Stored dataset items:
....................
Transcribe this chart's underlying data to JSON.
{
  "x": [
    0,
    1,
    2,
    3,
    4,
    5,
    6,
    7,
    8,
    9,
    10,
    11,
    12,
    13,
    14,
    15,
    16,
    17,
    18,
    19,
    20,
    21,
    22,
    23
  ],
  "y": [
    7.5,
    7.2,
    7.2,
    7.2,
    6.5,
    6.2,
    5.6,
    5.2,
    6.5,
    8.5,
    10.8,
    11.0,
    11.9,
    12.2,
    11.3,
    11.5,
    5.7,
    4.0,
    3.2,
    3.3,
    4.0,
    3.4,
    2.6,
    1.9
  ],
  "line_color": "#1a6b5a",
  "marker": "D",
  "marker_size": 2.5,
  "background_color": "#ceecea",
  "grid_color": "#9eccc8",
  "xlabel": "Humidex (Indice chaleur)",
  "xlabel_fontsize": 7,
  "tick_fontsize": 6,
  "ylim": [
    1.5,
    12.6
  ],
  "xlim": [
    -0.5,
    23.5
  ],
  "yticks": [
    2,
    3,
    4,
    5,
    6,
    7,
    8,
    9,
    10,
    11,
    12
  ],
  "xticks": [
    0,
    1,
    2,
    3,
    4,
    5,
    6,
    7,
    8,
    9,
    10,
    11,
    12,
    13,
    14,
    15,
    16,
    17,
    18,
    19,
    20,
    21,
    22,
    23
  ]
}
....................
### Given task
Repeat the material in full, exactly as it stands.

### Finished answer
Transcribe this chart's underlying data to JSON.
{
  "x": [
    0,
    1,
    2,
    3,
    4,
    5,
    6,
    7,
    8,
    9,
    10,
    11,
    12,
    13,
    14,
    15,
    16,
    17,
    18,
    19,
    20,
    21,
    22,
    23
  ],
  "y": [
    7.5,
    7.2,
    7.2,
    7.2,
    6.5,
    6.2,
    5.6,
    5.2,
    6.5,
    8.5,
    10.8,
    11.0,
    11.9,
    12.2,
    11.3,
    11.5,
    5.7,
    4.0,
    3.2,
    3.3,
    4.0,
    3.4,
    2.6,
    1.9
  ],
  "line_color": "#1a6b5a",
  "marker": "D",
  "marker_size": 2.5,
  "background_color": "#ceecea",
  "grid_color": "#9eccc8",
  "xlabel": "Humidex (Indice chaleur)",
  "xlabel_fontsize": 7,
  "tick_fontsize": 6,
  "ylim": [
    1.5,
    12.6
  ],
  "xlim": [
    -0.5,
    23.5
  ],
  "yticks": [
    2,
    3,
    4,
    5,
    6,
    7,
    8,
    9,
    10,
    11,
    12
  ],
  "xticks": [
    0,
    1,
    2,
    3,
    4,
    5,
    6,
    7,
    8,
    9,
    10,
    11,
    12,
    13,
    14,
    15,
    16,
    17,
    18,
    19,
    20,
    21,
    22,
    23
  ]
}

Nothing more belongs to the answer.